* [JOB] From the entries below, extract every line that includes the word "Receiver".

* [GIVEN RECORDS]
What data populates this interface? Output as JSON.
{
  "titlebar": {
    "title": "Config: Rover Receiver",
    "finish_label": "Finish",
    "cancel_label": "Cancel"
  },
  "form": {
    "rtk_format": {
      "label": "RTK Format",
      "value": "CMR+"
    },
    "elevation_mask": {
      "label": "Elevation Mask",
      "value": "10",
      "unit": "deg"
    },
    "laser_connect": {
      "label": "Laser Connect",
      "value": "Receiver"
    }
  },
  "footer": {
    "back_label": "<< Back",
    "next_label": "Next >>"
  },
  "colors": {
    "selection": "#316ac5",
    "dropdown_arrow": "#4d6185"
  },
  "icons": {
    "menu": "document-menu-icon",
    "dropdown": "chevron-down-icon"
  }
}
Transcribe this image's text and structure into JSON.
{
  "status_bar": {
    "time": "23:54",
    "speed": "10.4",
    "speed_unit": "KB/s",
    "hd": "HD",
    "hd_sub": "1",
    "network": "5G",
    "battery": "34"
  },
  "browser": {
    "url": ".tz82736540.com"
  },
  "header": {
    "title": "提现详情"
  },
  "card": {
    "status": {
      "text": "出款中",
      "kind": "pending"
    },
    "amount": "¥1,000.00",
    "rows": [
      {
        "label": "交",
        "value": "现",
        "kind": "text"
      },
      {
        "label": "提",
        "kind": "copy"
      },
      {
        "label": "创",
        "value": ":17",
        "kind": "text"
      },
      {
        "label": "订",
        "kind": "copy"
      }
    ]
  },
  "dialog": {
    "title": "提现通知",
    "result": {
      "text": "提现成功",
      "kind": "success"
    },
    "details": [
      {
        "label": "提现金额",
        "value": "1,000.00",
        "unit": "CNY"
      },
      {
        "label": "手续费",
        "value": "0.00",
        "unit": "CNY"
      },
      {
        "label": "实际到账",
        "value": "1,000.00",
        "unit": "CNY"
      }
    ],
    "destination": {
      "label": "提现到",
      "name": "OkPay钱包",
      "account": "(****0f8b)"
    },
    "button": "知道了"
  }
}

* [SOLUTION TO THIS PROBLEM]
    "title": "Config: Rover Receiver",
      "value": "Receiver"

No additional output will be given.